▸ **Challenge**
Extract each line of the material that follows exactly and omit its pictures.

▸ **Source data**
* begin *
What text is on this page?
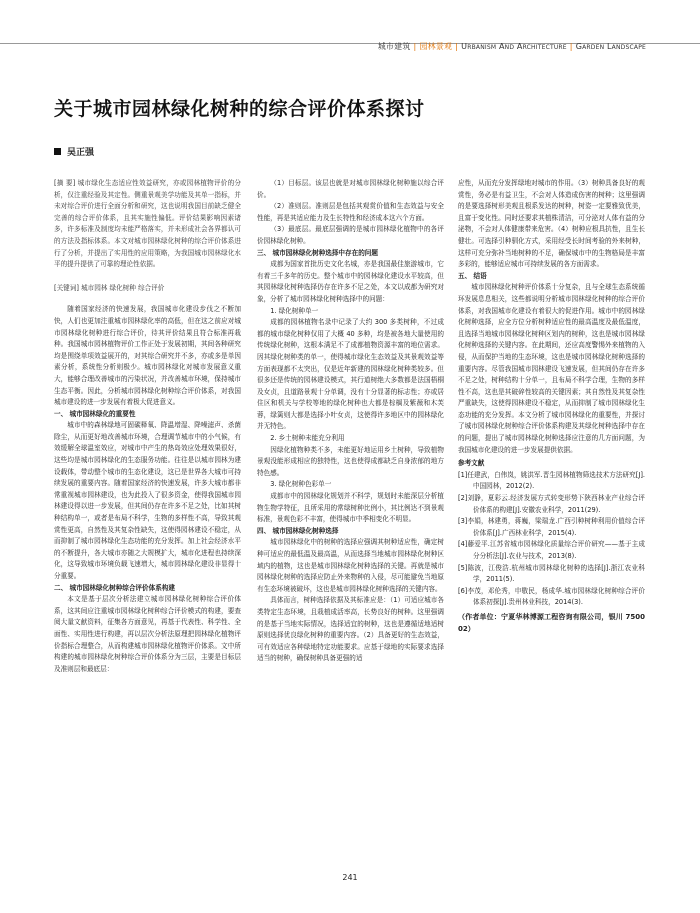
城市建筑 | 园林景观 | Urbanism And Architecture | Garden Landscape
关于城市园林绿化树种的综合评价体系探讨
吴正强

[摘 要] 城市绿化生态适应性效益研究，亦或园林植物评价的分析，仅注重经验及其定性。侧重景观美学功能及其单一指标，并未对综合评价进行全面分析和研究，这也说明我国目前缺乏健全完善的综合评价体系，且其实施性偏低。评价结果影响因素诸多，许多标准及制度均未能严格落实，并未形成社会各界都认可的方法及指标体系。本文对城市园林绿化树种的综合评价体系进行了分析，并提出了实用性的应用策略，为我国城市园林绿化水平的提升提供了可靠的理论性依据。

[关键词] 城市园林 绿化树种 综合评价

随着国家经济的快速发展，我国城市化建设步伐之不断加快，人们也更加注重城市园林绿化率的高低，但在这之前应对城市园林绿化树种进行综合评价，待其评价结果且符合标准再栽种。我国城市园林植物评价工作正处于发展初期，其间各种研究均是围绕单项效益展开的，对其综合研究并不多，亦或多是单因素分析，系统性分析则极少。城市园林绿化对城市发展意义重大，能够合理改善城市的污染状况，并改善城市环境，保持城市生态平衡。因此，分析城市园林绿化树种综合评价体系，对我国城市建设的进一步发展有着极大促进意义。

一、 城市园林绿化的重要性

城市中的森林绿地可固碳释氧、降温增湿、降噪滤声、杀菌除尘，从而更好地改善城市环境，合理调节城市中的小气候，有效缓解全球温室效应，对城市中产生的热岛效应处理效果很好，这些均是城市园林绿化的生态服务功能。往往是以城市园林为建设载体，带动整个城市的生态化建设，这已是世界各大城市可持续发展的重要内容。随着国家经济的快速发展，许多大城市都非常重视城市园林建设，也为此投入了很多资金，使得我国城市园林建设得以进一步发展，但其间仍存在许多不足之处，比如其树种结构单一，或者是布局不科学，生物的多样性不高，导致其观赏性更高，自然性及其复杂性缺失，这使得园林建设不稳定，从而抑制了城市园林绿化生态功能的充分发挥。加上社会经济水平的不断提升，各大城市亦随之大规模扩大，城市化进程也持续深化，这导致城市环境负载飞速增大，城市园林绿化建设非显得十分重要。

二、 城市园林绿化树种综合评价体系构建

本文是基于层次分析法建立城市园林绿化树种综合评价体系，这其间应注重城市园林绿化树种综合评价模式的构建，要查阅大量文献资料，征集各方面意见，再基于代表性、科学性、全面性、实用性进行构建，再以层次分析法原理把园林绿化植物评价指标合理整合，从而构建城市园林绿化植物评价体系。文中所构建的城市园林绿化树种综合评价体系分为三层，主要是目标层及准则层和最底层：

（1）目标层。该层也就是对城市园林绿化树种施以综合评价。

（2）准则层。准则层是包括其观赏价值和生态效益与安全性能，再是其适应能力及生长特性和经济成本这六个方面。

（3）最底层。最底层强调的是城市园林绿化植物中的各评价园林绿化树种。

三、 城市园林绿化树种选择中存在的问题

成都为国家首批历史文化名城，亦是我国最佳旅游城市，它有着三千多年的历史。整个城市中的园林绿化建设水平较高，但其园林绿化树种选择仍存在许多不足之处，本文以成都为研究对象，分析了城市园林绿化树种选择中的问题：

1. 绿化树种单一

成都的园林植物名录中记录了大约 300 多类树种，不过成都的城市绿化树种仅用了大概 40 多种，均是被各地大量使用的传统绿化树种，这根本满足不了成都植物资源丰富的地位需求。因其绿化树种类的单一，使得城市绿化生态效益及其景观效益等方面表现都不太突出，仅是近年新建的园林绿化树种类较多。但很多还是传统的园林建设模式，其行道树绝大多数都是法国梧桐及女贞，且道路景观十分单调，没有十分显著的标志性；亦或居住区和机关与学校等地的绿化树种也大都是棕榈及紫薇和木芙蓉，绿篱则大都是选择小叶女贞，这使得许多地区中的园林绿化并无特色。

2. 乡土树种未能充分利用

因绿化植物种类不多，未能更好地运用乡土树种，导致植物景观没能形成相应的独特性，这也使得成都缺乏自身浓郁的地方特色感。

3. 绿化树种色彩单一

成都市中的园林绿化规划并不科学，规划时未能深层分析植物生物学特征，且所采用的常绿树种比例小，其比例达不到景观标准，景观色彩不丰富，使得城市中季相变化不明显。

四、 城市园林绿化树种选择

城市园林绿化中的树种的选择应强调其树种适应性，确定树种可适应的最低温及最高温，从而选择当地城市园林绿化树种区域内的植物，这也是城市园林绿化树种选择的关键。再就是城市园林绿化树种的选择应防止外来物种的入侵，尽可能避免当地原有生态环境被破坏，这也是城市园林绿化树种选择的关键内容。

具体而言，树种选择依据及其标准应是：（1）可适应城市各类特定生态环境，且栽植成活率高，长势良好的树种。这里强调的是基于当地实际情况，选择适宜的树种，这也是遵循适地适树原则选择优良绿化树种的重要内容。（2）具备更好的生态效益，可有效适应各种绿地特定功能要求。应基于绿地的实际要求选择适当的树种，确保树种具备更强的适

应性，从而充分发挥绿地对城市的作用。（3）树种具备良好的观赏性，务必是有益卫生，不会对人体造成伤害的树种；这里强调的是要选择树形美观且根系发达的树种，树姿一定要雅致优美，且富于变化性。同时还要求其植株清洁，可分泌对人体有益的分泌物，不会对人体健康带来危害。（4）树种应根具抗性，且生长健壮。可选择引种驯化方式，采用经受长时间考验的外来树种，这样可充分弥补当地树种的不足，确保城市中的生物格局是丰富多彩的，能够适应城市可持续发展的各方面需求。

五、 结语

城市园林绿化树种评价体系十分复杂，且与全球生态系统循环发展息息相关，这些都说明分析城市园林绿化树种的综合评价体系，对我国城市化建设有着很大的促进作用。城市中的园林绿化树种选择，应全方位分析树种适应性的最高温度及最低温度，且选择当地城市园林绿化树种区划内的树种，这也是城市园林绿化树种选择的关键内容。在此期间，还应高度警惕外来植物的入侵，从而保护当地的生态环境，这也是城市园林绿化树种选择的重要内容。尽管我国城市园林建设飞速发展，但其间仍存在许多不足之处，树种结构十分单一，且布局不科学合理，生物的多样性不高，这也是其破碎性较高的关键因素；其自然性及其复杂性严重缺失，这使得园林建设不稳定，从而抑制了城市园林绿化生态功能的充分发挥。本文分析了城市园林绿化的重要性，并探讨了城市园林绿化树种综合评价体系构建及其绿化树种选择中存在的问题，提出了城市园林绿化树种选择应注意的几方面问题，为我国城市化建设的进一步发展提供依据。

参考文献
[1]任建武，白伟岚，姚洪军.晋生园林植物筛选技术方法研究[J].中国园林，2012(2).
[2]刘静，夏彩云.经济发展方式转变形势下陕西林业产业综合评价体系的构建[J].安徽农业科学，2011(29).
[3]李娟，林建勇，蒋巍，梁瑞龙.广西引种树种利用价值综合评价体系[J].广西林业科学，2015(4).
[4]藤爱平.江苏省城市园林绿化质量综合评价研究——基于主成分分析法[J].农业与技术，2013(8).
[5]陈波，江俊浩.杭州城市园林绿化树种的选择[J].浙江农业科学，2011(5).
[6]李茂，邓伦秀，申敬民，杨成华.城市园林绿化树种综合评价体系初探[J].贵州林业科技，2014(3).

（作者单位：宁夏华林博源工程咨询有限公司，银川 750002）

241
* end *
▸ **Solution to the exercise**
What text is on this page?
城市建筑 | 园林景观 | Urbanism And Architecture | Garden Landscape
关于城市园林绿化树种的综合评价体系探讨
吴正强

[摘 要] 城市绿化生态适应性效益研究，亦或园林植物评价的分析，仅注重经验及其定性。侧重景观美学功能及其单一指标，并未对综合评价进行全面分析和研究，这也说明我国目前缺乏健全完善的综合评价体系，且其实施性偏低。评价结果影响因素诸多，许多标准及制度均未能严格落实，并未形成社会各界都认可的方法及指标体系。本文对城市园林绿化树种的综合评价体系进行了分析，并提出了实用性的应用策略，为我国城市园林绿化水平的提升提供了可靠的理论性依据。

[关键词] 城市园林 绿化树种 综合评价

随着国家经济的快速发展，我国城市化建设步伐之不断加快，人们也更加注重城市园林绿化率的高低，但在这之前应对城市园林绿化树种进行综合评价，待其评价结果且符合标准再栽种。我国城市园林植物评价工作正处于发展初期，其间各种研究均是围绕单项效益展开的，对其综合研究并不多，亦或多是单因素分析，系统性分析则极少。城市园林绿化对城市发展意义重大，能够合理改善城市的污染状况，并改善城市环境，保持城市生态平衡。因此，分析城市园林绿化树种综合评价体系，对我国城市建设的进一步发展有着极大促进意义。

一、 城市园林绿化的重要性

城市中的森林绿地可固碳释氧、降温增湿、降噪滤声、杀菌除尘，从而更好地改善城市环境，合理调节城市中的小气候，有效缓解全球温室效应，对城市中产生的热岛效应处理效果很好，这些均是城市园林绿化的生态服务功能。往往是以城市园林为建设载体，带动整个城市的生态化建设，这已是世界各大城市可持续发展的重要内容。随着国家经济的快速发展，许多大城市都非常重视城市园林建设，也为此投入了很多资金，使得我国城市园林建设得以进一步发展，但其间仍存在许多不足之处，比如其树种结构单一，或者是布局不科学，生物的多样性不高，导致其观赏性更高，自然性及其复杂性缺失，这使得园林建设不稳定，从而抑制了城市园林绿化生态功能的充分发挥。加上社会经济水平的不断提升，各大城市亦随之大规模扩大，城市化进程也持续深化，这导致城市环境负载飞速增大，城市园林绿化建设非显得十分重要。

二、 城市园林绿化树种综合评价体系构建

本文是基于层次分析法建立城市园林绿化树种综合评价体系，这其间应注重城市园林绿化树种综合评价模式的构建，要查阅大量文献资料，征集各方面意见，再基于代表性、科学性、全面性、实用性进行构建，再以层次分析法原理把园林绿化植物评价指标合理整合，从而构建城市园林绿化植物评价体系。文中所构建的城市园林绿化树种综合评价体系分为三层，主要是目标层及准则层和最底层：

（1）目标层。该层也就是对城市园林绿化树种施以综合评价。

（2）准则层。准则层是包括其观赏价值和生态效益与安全性能，再是其适应能力及生长特性和经济成本这六个方面。

（3）最底层。最底层强调的是城市园林绿化植物中的各评价园林绿化树种。

三、 城市园林绿化树种选择中存在的问题

成都为国家首批历史文化名城，亦是我国最佳旅游城市，它有着三千多年的历史。整个城市中的园林绿化建设水平较高，但其园林绿化树种选择仍存在许多不足之处，本文以成都为研究对象，分析了城市园林绿化树种选择中的问题：

1. 绿化树种单一

成都的园林植物名录中记录了大约 300 多类树种，不过成都的城市绿化树种仅用了大概 40 多种，均是被各地大量使用的传统绿化树种，这根本满足不了成都植物资源丰富的地位需求。因其绿化树种类的单一，使得城市绿化生态效益及其景观效益等方面表现都不太突出，仅是近年新建的园林绿化树种类较多。但很多还是传统的园林建设模式，其行道树绝大多数都是法国梧桐及女贞，且道路景观十分单调，没有十分显著的标志性；亦或居住区和机关与学校等地的绿化树种也大都是棕榈及紫薇和木芙蓉，绿篱则大都是选择小叶女贞，这使得许多地区中的园林绿化并无特色。

2. 乡土树种未能充分利用

因绿化植物种类不多，未能更好地运用乡土树种，导致植物景观没能形成相应的独特性，这也使得成都缺乏自身浓郁的地方特色感。

3. 绿化树种色彩单一

成都市中的园林绿化规划并不科学，规划时未能深层分析植物生物学特征，且所采用的常绿树种比例小，其比例达不到景观标准，景观色彩不丰富，使得城市中季相变化不明显。

四、 城市园林绿化树种选择

城市园林绿化中的树种的选择应强调其树种适应性，确定树种可适应的最低温及最高温，从而选择当地城市园林绿化树种区域内的植物，这也是城市园林绿化树种选择的关键。再就是城市园林绿化树种的选择应防止外来物种的入侵，尽可能避免当地原有生态环境被破坏，这也是城市园林绿化树种选择的关键内容。

具体而言，树种选择依据及其标准应是：（1）可适应城市各类特定生态环境，且栽植成活率高，长势良好的树种。这里强调的是基于当地实际情况，选择适宜的树种，这也是遵循适地适树原则选择优良绿化树种的重要内容。（2）具备更好的生态效益，可有效适应各种绿地特定功能要求。应基于绿地的实际要求选择适当的树种，确保树种具备更强的适

应性，从而充分发挥绿地对城市的作用。（3）树种具备良好的观赏性，务必是有益卫生，不会对人体造成伤害的树种；这里强调的是要选择树形美观且根系发达的树种，树姿一定要雅致优美，且富于变化性。同时还要求其植株清洁，可分泌对人体有益的分泌物，不会对人体健康带来危害。（4）树种应根具抗性，且生长健壮。可选择引种驯化方式，采用经受长时间考验的外来树种，这样可充分弥补当地树种的不足，确保城市中的生物格局是丰富多彩的，能够适应城市可持续发展的各方面需求。

五、 结语

城市园林绿化树种评价体系十分复杂，且与全球生态系统循环发展息息相关，这些都说明分析城市园林绿化树种的综合评价体系，对我国城市化建设有着很大的促进作用。城市中的园林绿化树种选择，应全方位分析树种适应性的最高温度及最低温度，且选择当地城市园林绿化树种区划内的树种，这也是城市园林绿化树种选择的关键内容。在此期间，还应高度警惕外来植物的入侵，从而保护当地的生态环境，这也是城市园林绿化树种选择的重要内容。尽管我国城市园林建设飞速发展，但其间仍存在许多不足之处，树种结构十分单一，且布局不科学合理，生物的多样性不高，这也是其破碎性较高的关键因素；其自然性及其复杂性严重缺失，这使得园林建设不稳定，从而抑制了城市园林绿化生态功能的充分发挥。本文分析了城市园林绿化的重要性，并探讨了城市园林绿化树种综合评价体系构建及其绿化树种选择中存在的问题，提出了城市园林绿化树种选择应注意的几方面问题，为我国城市化建设的进一步发展提供依据。

参考文献
[1]任建武，白伟岚，姚洪军.晋生园林植物筛选技术方法研究[J].中国园林，2012(2).
[2]刘静，夏彩云.经济发展方式转变形势下陕西林业产业综合评价体系的构建[J].安徽农业科学，2011(29).
[3]李娟，林建勇，蒋巍，梁瑞龙.广西引种树种利用价值综合评价体系[J].广西林业科学，2015(4).
[4]藤爱平.江苏省城市园林绿化质量综合评价研究——基于主成分分析法[J].农业与技术，2013(8).
[5]陈波，江俊浩.杭州城市园林绿化树种的选择[J].浙江农业科学，2011(5).
[6]李茂，邓伦秀，申敬民，杨成华.城市园林绿化树种综合评价体系初探[J].贵州林业科技，2014(3).

（作者单位：宁夏华林博源工程咨询有限公司，银川 750002）

241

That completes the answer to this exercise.